_What this task involves_. All of the entries need to be written out again, exactly as they are.

_Data listing_.
━━━━━━━━━━━━━━━━━━━━
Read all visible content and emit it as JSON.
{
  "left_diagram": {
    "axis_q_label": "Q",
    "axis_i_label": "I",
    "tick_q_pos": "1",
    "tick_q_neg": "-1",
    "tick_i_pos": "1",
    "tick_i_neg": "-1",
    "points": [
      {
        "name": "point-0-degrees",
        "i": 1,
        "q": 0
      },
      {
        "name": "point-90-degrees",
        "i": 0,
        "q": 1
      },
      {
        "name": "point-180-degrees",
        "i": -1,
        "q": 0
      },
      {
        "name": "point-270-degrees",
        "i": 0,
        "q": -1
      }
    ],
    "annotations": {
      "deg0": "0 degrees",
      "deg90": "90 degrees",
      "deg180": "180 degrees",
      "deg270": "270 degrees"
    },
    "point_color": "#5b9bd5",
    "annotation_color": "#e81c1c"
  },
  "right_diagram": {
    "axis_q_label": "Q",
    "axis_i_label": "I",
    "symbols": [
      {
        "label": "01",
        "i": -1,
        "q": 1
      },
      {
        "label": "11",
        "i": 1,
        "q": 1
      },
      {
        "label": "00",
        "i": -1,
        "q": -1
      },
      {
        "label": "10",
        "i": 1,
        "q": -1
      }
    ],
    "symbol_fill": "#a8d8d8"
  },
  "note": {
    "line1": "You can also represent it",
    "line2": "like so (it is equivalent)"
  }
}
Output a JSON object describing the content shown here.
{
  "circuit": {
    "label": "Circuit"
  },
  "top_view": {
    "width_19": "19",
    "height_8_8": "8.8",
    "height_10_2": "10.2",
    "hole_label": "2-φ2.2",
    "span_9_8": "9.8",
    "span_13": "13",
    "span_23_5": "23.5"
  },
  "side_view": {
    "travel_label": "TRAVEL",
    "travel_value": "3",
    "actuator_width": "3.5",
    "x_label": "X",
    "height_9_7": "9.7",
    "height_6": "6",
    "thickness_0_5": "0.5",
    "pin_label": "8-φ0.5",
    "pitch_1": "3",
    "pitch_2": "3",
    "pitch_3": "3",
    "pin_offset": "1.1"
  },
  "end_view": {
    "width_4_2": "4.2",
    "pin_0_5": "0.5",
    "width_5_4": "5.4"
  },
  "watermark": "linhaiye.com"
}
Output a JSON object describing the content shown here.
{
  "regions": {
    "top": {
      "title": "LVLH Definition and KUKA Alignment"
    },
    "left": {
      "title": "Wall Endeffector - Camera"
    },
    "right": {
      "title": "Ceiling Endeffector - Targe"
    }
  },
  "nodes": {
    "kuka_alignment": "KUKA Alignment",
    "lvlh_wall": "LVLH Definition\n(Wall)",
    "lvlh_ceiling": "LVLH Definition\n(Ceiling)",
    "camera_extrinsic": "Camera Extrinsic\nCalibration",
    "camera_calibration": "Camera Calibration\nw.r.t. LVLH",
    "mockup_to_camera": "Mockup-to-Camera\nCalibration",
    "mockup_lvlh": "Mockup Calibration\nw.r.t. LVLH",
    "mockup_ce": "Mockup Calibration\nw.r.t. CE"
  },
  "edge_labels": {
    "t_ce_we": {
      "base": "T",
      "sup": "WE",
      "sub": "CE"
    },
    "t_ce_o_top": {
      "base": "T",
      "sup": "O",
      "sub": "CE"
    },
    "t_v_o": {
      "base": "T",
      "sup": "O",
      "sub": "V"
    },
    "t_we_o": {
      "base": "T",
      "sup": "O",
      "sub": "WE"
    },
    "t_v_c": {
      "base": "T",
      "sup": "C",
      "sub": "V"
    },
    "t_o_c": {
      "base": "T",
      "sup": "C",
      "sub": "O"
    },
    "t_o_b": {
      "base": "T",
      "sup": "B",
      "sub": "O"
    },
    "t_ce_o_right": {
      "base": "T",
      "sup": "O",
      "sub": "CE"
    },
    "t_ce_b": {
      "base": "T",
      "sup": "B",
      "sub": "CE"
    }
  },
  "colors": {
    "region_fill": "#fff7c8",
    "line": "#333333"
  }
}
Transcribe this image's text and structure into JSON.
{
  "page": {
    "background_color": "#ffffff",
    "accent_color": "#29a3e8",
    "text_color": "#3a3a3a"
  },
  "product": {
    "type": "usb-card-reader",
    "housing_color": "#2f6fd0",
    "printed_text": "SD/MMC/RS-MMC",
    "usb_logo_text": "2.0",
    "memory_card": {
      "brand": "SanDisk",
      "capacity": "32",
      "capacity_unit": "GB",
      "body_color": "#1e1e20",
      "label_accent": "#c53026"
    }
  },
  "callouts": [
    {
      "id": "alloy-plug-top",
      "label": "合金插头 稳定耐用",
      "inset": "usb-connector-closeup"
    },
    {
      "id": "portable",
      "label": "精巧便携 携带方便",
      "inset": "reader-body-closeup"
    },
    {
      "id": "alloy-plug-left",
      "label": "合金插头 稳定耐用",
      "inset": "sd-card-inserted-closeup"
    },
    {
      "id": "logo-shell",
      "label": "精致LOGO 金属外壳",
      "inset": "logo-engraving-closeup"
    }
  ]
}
━━━━━━━━━━━━━━━━━━━━
_Answer below_.
Read all visible content and emit it as JSON.
{
  "left_diagram": {
    "axis_q_label": "Q",
    "axis_i_label": "I",
    "tick_q_pos": "1",
    "tick_q_neg": "-1",
    "tick_i_pos": "1",
    "tick_i_neg": "-1",
    "points": [
      {
        "name": "point-0-degrees",
        "i": 1,
        "q": 0
      },
      {
        "name": "point-90-degrees",
        "i": 0,
        "q": 1
      },
      {
        "name": "point-180-degrees",
        "i": -1,
        "q": 0
      },
      {
        "name": "point-270-degrees",
        "i": 0,
        "q": -1
      }
    ],
    "annotations": {
      "deg0": "0 degrees",
      "deg90": "90 degrees",
      "deg180": "180 degrees",
      "deg270": "270 degrees"
    },
    "point_color": "#5b9bd5",
    "annotation_color": "#e81c1c"
  },
  "right_diagram": {
    "axis_q_label": "Q",
    "axis_i_label": "I",
    "symbols": [
      {
        "label": "01",
        "i": -1,
        "q": 1
      },
      {
        "label": "11",
        "i": 1,
        "q": 1
      },
      {
        "label": "00",
        "i": -1,
        "q": -1
      },
      {
        "label": "10",
        "i": 1,
        "q": -1
      }
    ],
    "symbol_fill": "#a8d8d8"
  },
  "note": {
    "line1": "You can also represent it",
    "line2": "like so (it is equivalent)"
  }
}
Output a JSON object describing the content shown here.
{
  "circuit": {
    "label": "Circuit"
  },
  "top_view": {
    "width_19": "19",
    "height_8_8": "8.8",
    "height_10_2": "10.2",
    "hole_label": "2-φ2.2",
    "span_9_8": "9.8",
    "span_13": "13",
    "span_23_5": "23.5"
  },
  "side_view": {
    "travel_label": "TRAVEL",
    "travel_value": "3",
    "actuator_width": "3.5",
    "x_label": "X",
    "height_9_7": "9.7",
    "height_6": "6",
    "thickness_0_5": "0.5",
    "pin_label": "8-φ0.5",
    "pitch_1": "3",
    "pitch_2": "3",
    "pitch_3": "3",
    "pin_offset": "1.1"
  },
  "end_view": {
    "width_4_2": "4.2",
    "pin_0_5": "0.5",
    "width_5_4": "5.4"
  },
  "watermark": "linhaiye.com"
}
Output a JSON object describing the content shown here.
{
  "regions": {
    "top": {
      "title": "LVLH Definition and KUKA Alignment"
    },
    "left": {
      "title": "Wall Endeffector - Camera"
    },
    "right": {
      "title": "Ceiling Endeffector - Targe"
    }
  },
  "nodes": {
    "kuka_alignment": "KUKA Alignment",
    "lvlh_wall": "LVLH Definition\n(Wall)",
    "lvlh_ceiling": "LVLH Definition\n(Ceiling)",
    "camera_extrinsic": "Camera Extrinsic\nCalibration",
    "camera_calibration": "Camera Calibration\nw.r.t. LVLH",
    "mockup_to_camera": "Mockup-to-Camera\nCalibration",
    "mockup_lvlh": "Mockup Calibration\nw.r.t. LVLH",
    "mockup_ce": "Mockup Calibration\nw.r.t. CE"
  },
  "edge_labels": {
    "t_ce_we": {
      "base": "T",
      "sup": "WE",
      "sub": "CE"
    },
    "t_ce_o_top": {
      "base": "T",
      "sup": "O",
      "sub": "CE"
    },
    "t_v_o": {
      "base": "T",
      "sup": "O",
      "sub": "V"
    },
    "t_we_o": {
      "base": "T",
      "sup": "O",
      "sub": "WE"
    },
    "t_v_c": {
      "base": "T",
      "sup": "C",
      "sub": "V"
    },
    "t_o_c": {
      "base": "T",
      "sup": "C",
      "sub": "O"
    },
    "t_o_b": {
      "base": "T",
      "sup": "B",
      "sub": "O"
    },
    "t_ce_o_right": {
      "base": "T",
      "sup": "O",
      "sub": "CE"
    },
    "t_ce_b": {
      "base": "T",
      "sup": "B",
      "sub": "CE"
    }
  },
  "colors": {
    "region_fill": "#fff7c8",
    "line": "#333333"
  }
}
Transcribe this image's text and structure into JSON.
{
  "page": {
    "background_color": "#ffffff",
    "accent_color": "#29a3e8",
    "text_color": "#3a3a3a"
  },
  "product": {
    "type": "usb-card-reader",
    "housing_color": "#2f6fd0",
    "printed_text": "SD/MMC/RS-MMC",
    "usb_logo_text": "2.0",
    "memory_card": {
      "brand": "SanDisk",
      "capacity": "32",
      "capacity_unit": "GB",
      "body_color": "#1e1e20",
      "label_accent": "#c53026"
    }
  },
  "callouts": [
    {
      "id": "alloy-plug-top",
      "label": "合金插头 稳定耐用",
      "inset": "usb-connector-closeup"
    },
    {
      "id": "portable",
      "label": "精巧便携 携带方便",
      "inset": "reader-body-closeup"
    },
    {
      "id": "alloy-plug-left",
      "label": "合金插头 稳定耐用",
      "inset": "sd-card-inserted-closeup"
    },
    {
      "id": "logo-shell",
      "label": "精致LOGO 金属外壳",
      "inset": "logo-engraving-closeup"
    }
  ]
}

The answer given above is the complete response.